▸ GIVEN ENTRIES:

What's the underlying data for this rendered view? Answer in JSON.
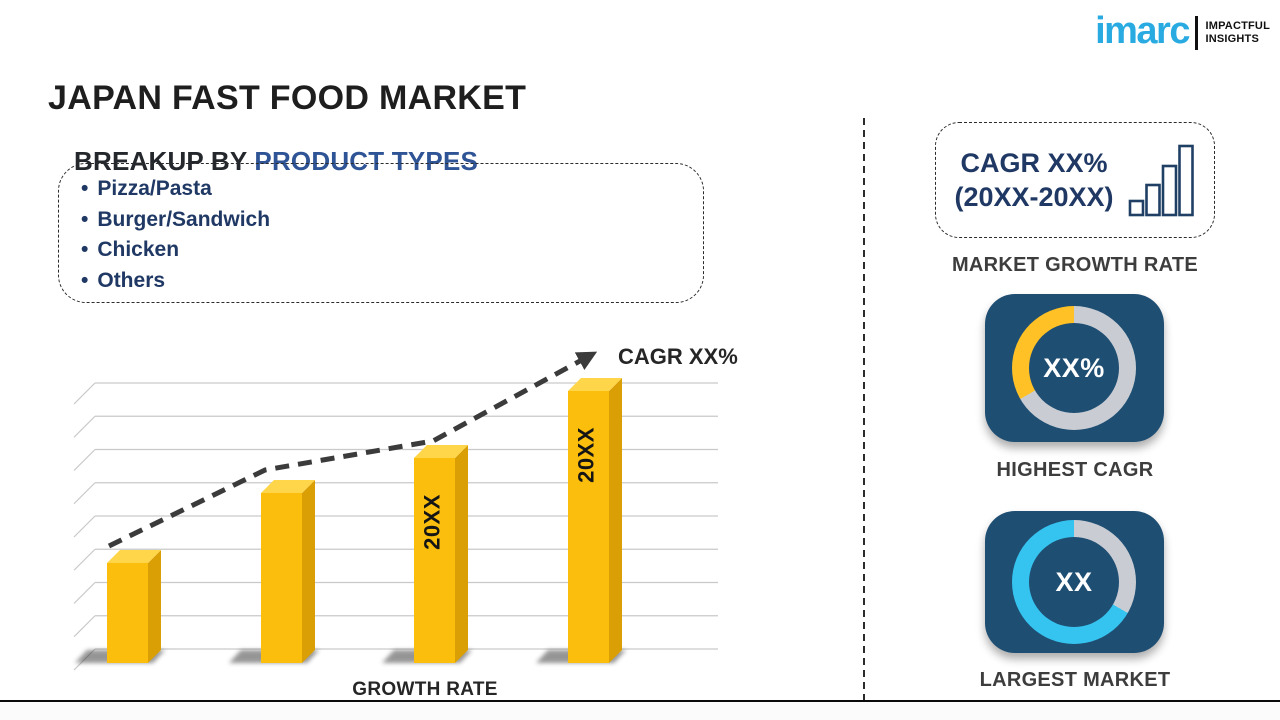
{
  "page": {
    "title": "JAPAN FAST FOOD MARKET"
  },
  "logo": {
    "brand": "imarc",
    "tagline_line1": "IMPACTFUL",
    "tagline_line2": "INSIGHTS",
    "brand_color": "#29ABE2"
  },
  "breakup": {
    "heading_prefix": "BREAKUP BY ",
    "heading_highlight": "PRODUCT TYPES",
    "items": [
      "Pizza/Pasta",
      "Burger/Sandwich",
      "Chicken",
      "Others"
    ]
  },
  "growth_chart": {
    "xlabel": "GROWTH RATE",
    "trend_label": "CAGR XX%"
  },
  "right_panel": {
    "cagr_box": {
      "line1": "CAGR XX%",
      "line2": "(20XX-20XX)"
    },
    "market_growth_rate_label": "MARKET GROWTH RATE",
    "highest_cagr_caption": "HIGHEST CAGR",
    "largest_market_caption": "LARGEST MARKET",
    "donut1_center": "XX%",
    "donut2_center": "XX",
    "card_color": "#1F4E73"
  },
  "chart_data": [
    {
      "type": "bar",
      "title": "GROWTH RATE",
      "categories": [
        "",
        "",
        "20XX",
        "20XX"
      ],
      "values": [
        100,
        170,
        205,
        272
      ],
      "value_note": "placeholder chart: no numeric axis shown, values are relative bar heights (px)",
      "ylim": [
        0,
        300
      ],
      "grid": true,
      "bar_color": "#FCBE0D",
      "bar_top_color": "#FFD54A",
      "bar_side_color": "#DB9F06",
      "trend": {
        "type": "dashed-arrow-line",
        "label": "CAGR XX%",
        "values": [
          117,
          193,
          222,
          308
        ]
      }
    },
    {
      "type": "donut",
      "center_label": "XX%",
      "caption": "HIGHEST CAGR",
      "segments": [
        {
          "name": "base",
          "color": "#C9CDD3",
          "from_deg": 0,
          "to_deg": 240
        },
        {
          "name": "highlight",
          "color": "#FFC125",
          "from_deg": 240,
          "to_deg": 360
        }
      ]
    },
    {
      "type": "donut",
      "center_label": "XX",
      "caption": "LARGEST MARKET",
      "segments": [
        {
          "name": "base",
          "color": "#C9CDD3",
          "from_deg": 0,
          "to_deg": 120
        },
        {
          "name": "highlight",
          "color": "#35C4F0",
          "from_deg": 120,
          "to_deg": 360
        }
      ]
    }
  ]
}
* * *
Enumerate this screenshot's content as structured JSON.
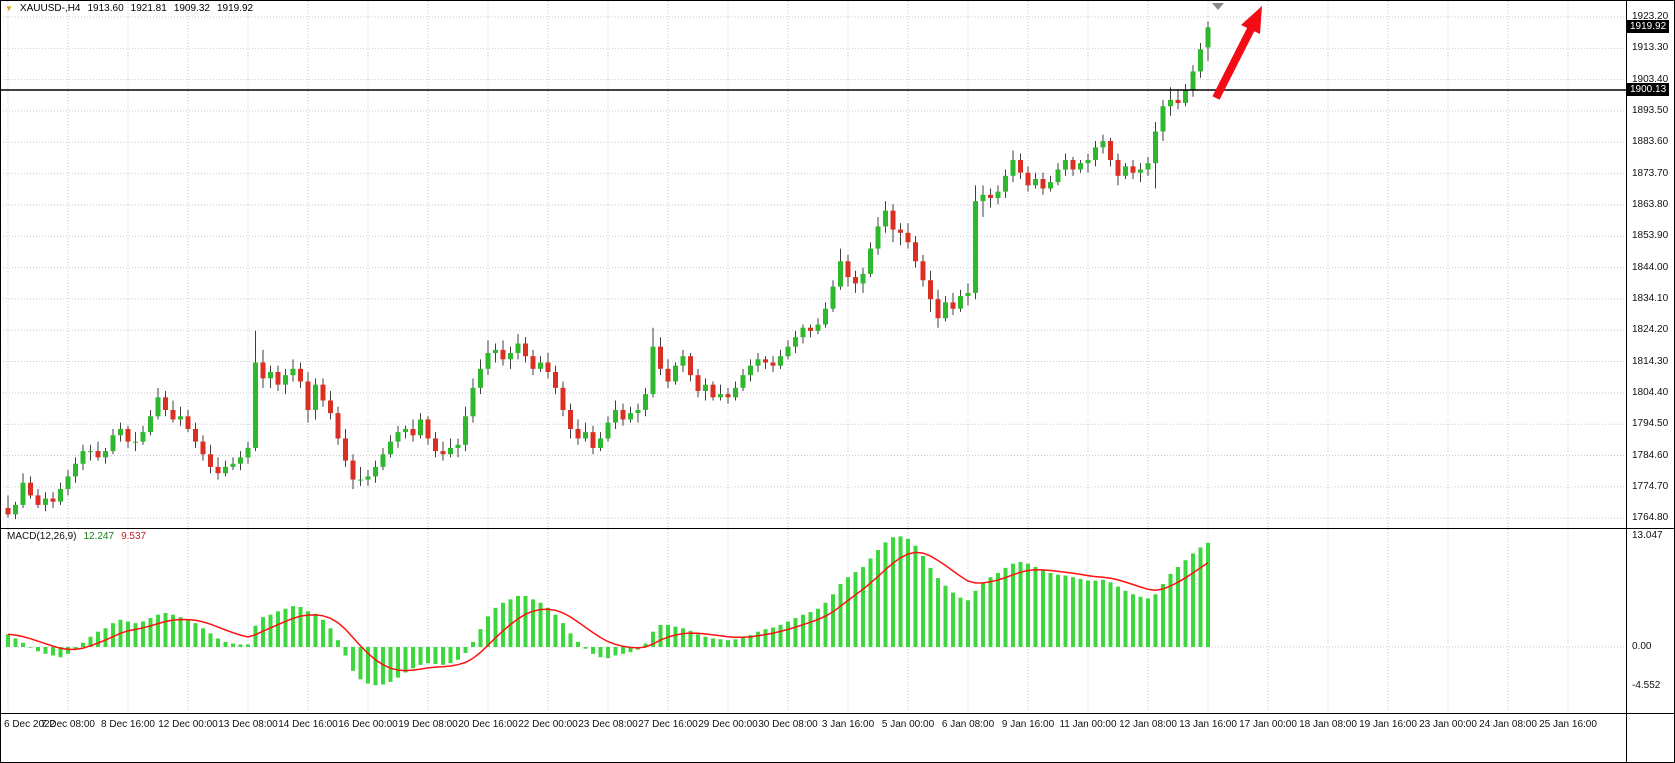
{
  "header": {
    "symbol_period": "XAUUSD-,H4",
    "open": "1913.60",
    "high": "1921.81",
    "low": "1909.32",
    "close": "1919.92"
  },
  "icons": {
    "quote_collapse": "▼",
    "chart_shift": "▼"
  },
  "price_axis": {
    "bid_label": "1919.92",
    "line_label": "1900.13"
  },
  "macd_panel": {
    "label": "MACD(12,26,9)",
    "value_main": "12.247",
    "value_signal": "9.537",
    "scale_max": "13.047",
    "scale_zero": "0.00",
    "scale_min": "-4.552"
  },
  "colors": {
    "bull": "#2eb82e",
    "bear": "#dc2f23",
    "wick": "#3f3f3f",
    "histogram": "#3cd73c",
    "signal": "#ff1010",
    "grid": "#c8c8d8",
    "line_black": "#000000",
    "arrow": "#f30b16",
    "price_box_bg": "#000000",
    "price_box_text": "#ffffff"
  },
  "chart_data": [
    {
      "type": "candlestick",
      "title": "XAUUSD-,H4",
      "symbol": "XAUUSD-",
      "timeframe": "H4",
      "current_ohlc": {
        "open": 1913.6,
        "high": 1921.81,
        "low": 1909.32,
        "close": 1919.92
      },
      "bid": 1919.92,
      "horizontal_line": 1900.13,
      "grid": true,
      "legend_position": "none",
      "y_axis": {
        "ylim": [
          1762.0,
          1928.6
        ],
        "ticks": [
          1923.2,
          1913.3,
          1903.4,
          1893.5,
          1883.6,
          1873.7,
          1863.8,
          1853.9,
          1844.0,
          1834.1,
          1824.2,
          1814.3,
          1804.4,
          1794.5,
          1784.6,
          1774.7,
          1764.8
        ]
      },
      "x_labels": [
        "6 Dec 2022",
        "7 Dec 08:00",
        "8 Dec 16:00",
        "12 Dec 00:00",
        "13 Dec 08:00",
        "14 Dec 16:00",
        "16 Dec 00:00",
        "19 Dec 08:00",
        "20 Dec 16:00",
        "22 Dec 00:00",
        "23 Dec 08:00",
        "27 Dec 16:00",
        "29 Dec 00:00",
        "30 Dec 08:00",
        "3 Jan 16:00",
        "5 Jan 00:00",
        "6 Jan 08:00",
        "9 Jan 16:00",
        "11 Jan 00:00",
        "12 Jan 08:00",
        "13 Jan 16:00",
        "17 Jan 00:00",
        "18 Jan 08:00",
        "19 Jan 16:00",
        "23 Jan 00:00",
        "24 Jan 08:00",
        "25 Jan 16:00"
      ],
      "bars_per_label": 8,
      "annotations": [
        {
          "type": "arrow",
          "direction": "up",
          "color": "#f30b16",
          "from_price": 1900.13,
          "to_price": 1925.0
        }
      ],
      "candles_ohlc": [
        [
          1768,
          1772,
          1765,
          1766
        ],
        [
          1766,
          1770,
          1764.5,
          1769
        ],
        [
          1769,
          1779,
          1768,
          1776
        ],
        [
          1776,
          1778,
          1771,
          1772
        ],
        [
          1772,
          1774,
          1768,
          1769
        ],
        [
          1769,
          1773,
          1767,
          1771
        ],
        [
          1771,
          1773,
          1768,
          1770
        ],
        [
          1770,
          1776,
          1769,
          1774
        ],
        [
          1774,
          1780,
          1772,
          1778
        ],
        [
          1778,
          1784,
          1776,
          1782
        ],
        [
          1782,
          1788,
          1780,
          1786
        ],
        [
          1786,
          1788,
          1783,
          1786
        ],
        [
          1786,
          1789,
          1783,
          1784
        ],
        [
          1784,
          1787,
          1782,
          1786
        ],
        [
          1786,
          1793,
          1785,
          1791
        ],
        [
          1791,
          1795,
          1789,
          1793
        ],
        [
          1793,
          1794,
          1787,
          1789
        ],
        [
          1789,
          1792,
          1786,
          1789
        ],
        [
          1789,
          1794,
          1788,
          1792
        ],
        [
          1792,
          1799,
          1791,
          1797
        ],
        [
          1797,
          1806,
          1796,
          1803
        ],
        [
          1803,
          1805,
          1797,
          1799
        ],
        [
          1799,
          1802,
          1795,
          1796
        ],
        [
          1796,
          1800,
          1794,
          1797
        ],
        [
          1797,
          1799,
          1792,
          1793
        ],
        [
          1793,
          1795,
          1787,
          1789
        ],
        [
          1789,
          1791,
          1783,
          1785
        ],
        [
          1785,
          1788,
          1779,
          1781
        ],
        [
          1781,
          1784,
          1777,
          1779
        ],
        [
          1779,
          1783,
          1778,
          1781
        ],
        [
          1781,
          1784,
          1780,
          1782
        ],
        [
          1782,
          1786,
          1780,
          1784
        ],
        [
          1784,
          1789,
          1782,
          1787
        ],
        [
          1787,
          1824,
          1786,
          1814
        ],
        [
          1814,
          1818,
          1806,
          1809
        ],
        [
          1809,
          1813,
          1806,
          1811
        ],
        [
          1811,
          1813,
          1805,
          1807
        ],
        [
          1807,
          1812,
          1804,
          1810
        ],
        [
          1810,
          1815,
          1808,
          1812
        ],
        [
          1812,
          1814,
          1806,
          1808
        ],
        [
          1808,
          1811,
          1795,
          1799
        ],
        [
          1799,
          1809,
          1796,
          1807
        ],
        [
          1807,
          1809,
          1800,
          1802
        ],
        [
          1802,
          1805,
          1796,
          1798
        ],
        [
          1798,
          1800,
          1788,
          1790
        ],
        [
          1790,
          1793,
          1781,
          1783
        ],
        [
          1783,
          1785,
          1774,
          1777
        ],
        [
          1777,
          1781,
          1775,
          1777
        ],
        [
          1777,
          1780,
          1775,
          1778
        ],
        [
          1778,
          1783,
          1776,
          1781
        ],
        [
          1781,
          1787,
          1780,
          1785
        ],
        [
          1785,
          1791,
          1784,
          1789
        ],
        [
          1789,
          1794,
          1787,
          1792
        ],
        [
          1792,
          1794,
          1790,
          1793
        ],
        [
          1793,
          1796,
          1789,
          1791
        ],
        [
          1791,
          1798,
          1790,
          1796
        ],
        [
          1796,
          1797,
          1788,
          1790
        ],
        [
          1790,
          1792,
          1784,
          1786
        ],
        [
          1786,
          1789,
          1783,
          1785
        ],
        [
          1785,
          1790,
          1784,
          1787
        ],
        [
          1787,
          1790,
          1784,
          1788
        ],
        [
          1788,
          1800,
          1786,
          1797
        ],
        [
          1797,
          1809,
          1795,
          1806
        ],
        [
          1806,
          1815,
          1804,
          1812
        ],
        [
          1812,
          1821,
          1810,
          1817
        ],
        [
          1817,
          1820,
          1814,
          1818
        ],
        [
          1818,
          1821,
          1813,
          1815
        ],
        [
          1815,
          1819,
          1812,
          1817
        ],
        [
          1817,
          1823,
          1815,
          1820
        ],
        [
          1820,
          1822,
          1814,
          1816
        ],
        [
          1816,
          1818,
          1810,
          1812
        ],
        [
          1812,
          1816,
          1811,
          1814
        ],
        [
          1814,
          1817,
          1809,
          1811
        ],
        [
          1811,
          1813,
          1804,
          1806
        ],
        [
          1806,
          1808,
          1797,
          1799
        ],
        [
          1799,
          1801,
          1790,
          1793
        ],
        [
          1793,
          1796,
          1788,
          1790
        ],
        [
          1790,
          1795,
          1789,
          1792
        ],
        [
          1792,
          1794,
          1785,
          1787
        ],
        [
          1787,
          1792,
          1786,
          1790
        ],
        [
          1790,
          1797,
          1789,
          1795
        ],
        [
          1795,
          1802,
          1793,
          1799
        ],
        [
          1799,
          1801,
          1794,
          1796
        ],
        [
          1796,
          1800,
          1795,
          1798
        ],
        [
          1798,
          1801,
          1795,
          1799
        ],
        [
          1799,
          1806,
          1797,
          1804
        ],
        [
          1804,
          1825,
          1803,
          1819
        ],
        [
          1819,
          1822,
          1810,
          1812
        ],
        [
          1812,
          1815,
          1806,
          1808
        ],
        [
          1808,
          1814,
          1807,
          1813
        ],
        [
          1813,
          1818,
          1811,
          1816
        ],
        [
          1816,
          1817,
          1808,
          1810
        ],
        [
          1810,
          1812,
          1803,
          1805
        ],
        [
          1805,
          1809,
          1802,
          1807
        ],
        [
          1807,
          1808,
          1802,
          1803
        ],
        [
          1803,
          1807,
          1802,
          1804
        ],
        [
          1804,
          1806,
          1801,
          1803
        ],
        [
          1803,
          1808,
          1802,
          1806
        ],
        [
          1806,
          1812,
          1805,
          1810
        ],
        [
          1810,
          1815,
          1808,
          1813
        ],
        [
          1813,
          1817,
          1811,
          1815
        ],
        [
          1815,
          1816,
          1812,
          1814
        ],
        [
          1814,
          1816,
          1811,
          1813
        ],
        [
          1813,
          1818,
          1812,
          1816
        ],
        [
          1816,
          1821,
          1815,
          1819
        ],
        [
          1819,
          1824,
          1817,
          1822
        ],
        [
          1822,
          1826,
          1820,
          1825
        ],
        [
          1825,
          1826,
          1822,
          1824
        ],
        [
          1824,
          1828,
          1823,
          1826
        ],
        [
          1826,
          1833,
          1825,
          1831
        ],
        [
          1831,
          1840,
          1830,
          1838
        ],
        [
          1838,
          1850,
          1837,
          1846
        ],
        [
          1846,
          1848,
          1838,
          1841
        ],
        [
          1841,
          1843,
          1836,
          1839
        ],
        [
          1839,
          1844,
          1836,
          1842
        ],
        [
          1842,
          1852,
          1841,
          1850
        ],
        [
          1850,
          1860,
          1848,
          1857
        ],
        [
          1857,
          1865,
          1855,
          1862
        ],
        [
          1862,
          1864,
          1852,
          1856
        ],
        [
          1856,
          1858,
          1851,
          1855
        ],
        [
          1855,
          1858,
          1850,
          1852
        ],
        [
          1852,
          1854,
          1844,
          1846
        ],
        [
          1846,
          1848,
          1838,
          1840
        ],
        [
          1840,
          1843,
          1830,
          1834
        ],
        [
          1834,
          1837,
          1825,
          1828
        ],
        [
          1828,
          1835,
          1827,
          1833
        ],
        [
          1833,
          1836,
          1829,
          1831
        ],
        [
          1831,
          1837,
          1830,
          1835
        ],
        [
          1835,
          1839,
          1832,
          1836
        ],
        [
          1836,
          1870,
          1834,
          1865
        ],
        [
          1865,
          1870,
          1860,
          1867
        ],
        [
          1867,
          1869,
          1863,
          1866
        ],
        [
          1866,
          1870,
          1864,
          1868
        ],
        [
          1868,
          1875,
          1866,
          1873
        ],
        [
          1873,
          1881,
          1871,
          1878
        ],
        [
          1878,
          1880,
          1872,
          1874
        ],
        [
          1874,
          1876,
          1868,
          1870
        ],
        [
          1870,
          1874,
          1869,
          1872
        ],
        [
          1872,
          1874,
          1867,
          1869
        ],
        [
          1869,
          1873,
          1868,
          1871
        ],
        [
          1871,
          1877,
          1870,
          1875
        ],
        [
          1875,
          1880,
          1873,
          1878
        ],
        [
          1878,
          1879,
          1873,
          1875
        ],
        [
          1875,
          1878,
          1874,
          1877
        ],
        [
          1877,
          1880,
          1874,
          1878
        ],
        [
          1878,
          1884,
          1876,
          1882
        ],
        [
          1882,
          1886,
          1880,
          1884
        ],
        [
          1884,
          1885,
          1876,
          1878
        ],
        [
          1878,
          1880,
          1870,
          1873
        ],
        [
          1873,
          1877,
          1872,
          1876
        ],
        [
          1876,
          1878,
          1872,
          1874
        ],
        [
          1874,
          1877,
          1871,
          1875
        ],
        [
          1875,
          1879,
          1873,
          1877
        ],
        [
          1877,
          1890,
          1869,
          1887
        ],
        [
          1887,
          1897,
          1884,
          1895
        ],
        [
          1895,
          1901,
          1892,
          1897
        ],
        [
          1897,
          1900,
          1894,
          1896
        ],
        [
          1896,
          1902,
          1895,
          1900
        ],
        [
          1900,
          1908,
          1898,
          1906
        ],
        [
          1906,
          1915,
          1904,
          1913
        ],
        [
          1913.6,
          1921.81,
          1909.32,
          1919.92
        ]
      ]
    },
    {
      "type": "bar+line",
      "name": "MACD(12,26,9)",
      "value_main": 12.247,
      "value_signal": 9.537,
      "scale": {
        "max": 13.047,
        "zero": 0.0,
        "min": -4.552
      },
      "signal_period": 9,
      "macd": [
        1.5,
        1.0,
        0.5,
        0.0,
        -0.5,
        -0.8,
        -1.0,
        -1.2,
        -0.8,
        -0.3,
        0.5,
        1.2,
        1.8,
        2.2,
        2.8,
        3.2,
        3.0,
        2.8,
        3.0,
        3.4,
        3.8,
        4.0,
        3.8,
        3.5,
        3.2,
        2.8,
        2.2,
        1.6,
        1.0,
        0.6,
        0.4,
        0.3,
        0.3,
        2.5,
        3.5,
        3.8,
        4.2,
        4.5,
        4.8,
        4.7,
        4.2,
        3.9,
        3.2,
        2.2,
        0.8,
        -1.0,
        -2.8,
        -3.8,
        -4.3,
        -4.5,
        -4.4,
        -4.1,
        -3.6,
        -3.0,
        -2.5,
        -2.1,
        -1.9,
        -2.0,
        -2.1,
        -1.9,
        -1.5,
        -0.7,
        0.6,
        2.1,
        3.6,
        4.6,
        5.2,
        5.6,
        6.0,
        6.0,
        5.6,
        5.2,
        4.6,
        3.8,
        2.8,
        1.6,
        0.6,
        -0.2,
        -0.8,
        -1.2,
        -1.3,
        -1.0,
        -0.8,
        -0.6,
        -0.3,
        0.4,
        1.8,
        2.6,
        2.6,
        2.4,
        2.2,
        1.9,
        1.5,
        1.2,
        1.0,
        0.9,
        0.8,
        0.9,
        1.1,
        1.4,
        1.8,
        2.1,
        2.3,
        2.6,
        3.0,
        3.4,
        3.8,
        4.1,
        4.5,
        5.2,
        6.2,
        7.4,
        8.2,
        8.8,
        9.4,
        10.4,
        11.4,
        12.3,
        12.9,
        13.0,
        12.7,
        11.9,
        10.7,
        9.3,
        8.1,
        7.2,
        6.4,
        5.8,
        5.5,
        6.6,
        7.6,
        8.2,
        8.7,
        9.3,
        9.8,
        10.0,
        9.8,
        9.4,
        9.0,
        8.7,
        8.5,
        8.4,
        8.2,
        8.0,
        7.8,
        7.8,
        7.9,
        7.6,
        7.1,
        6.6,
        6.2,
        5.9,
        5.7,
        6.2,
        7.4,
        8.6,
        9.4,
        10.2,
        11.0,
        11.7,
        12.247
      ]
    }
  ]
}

▸ AIM OF THE EXERCISE: Copy out all lines above that include the string "title".

▸ OUTPUT FOR THIS EXERCISE:
    "title": "JAPAN FAST FOOD MARKET"
      "title": "GROWTH RATE",
      "title": "XAUUSD-,H4",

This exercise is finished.